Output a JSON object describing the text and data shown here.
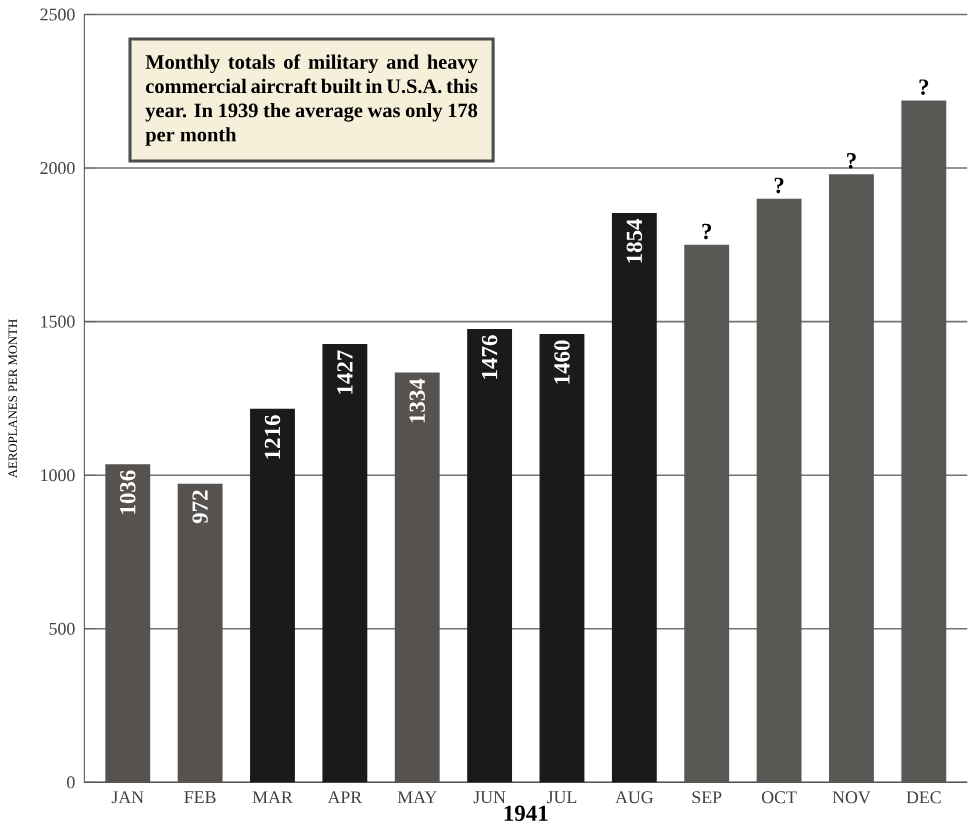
{
  "chart_data": {
    "type": "bar",
    "categories": [
      "JAN",
      "FEB",
      "MAR",
      "APR",
      "MAY",
      "JUN",
      "JUL",
      "AUG",
      "SEP",
      "OCT",
      "NOV",
      "DEC"
    ],
    "values": [
      1036,
      972,
      1216,
      1427,
      1334,
      1476,
      1460,
      1854,
      1750,
      1900,
      1980,
      2220
    ],
    "value_labels": [
      "1036",
      "972",
      "1216",
      "1427",
      "1334",
      "1476",
      "1460",
      "1854",
      "?",
      "?",
      "?",
      "?"
    ],
    "colors": [
      "#555250",
      "#555250",
      "#1a1a1a",
      "#1a1a1a",
      "#555250",
      "#1a1a1a",
      "#1a1a1a",
      "#1a1a1a",
      "#5a5855",
      "#5a5855",
      "#5a5855",
      "#5a5855"
    ],
    "xlabel": "1941",
    "ylabel": "AEROPLANES PER MONTH",
    "ylim": [
      0,
      2500
    ],
    "yticks": [
      0,
      500,
      1000,
      1500,
      2000,
      2500
    ],
    "grid": "y",
    "annotations": [
      "Monthly totals of military and heavy commercial aircraft built in U.S.A. this year. In 1939 the average was only 178 per month"
    ]
  }
}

• • • •

TASK DETAILS:
Repeat the data in full and exactly. Omit pictures.

TASK OUTPUT:
Output a JSON object describing the text and data shown here.
{
  "chart_data": {
    "type": "bar",
    "categories": [
      "JAN",
      "FEB",
      "MAR",
      "APR",
      "MAY",
      "JUN",
      "JUL",
      "AUG",
      "SEP",
      "OCT",
      "NOV",
      "DEC"
    ],
    "values": [
      1036,
      972,
      1216,
      1427,
      1334,
      1476,
      1460,
      1854,
      1750,
      1900,
      1980,
      2220
    ],
    "value_labels": [
      "1036",
      "972",
      "1216",
      "1427",
      "1334",
      "1476",
      "1460",
      "1854",
      "?",
      "?",
      "?",
      "?"
    ],
    "colors": [
      "#555250",
      "#555250",
      "#1a1a1a",
      "#1a1a1a",
      "#555250",
      "#1a1a1a",
      "#1a1a1a",
      "#1a1a1a",
      "#5a5855",
      "#5a5855",
      "#5a5855",
      "#5a5855"
    ],
    "xlabel": "1941",
    "ylabel": "AEROPLANES PER MONTH",
    "ylim": [
      0,
      2500
    ],
    "yticks": [
      0,
      500,
      1000,
      1500,
      2000,
      2500
    ],
    "grid": "y",
    "annotations": [
      "Monthly totals of military and heavy commercial aircraft built in U.S.A. this year. In 1939 the average was only 178 per month"
    ]
  }
}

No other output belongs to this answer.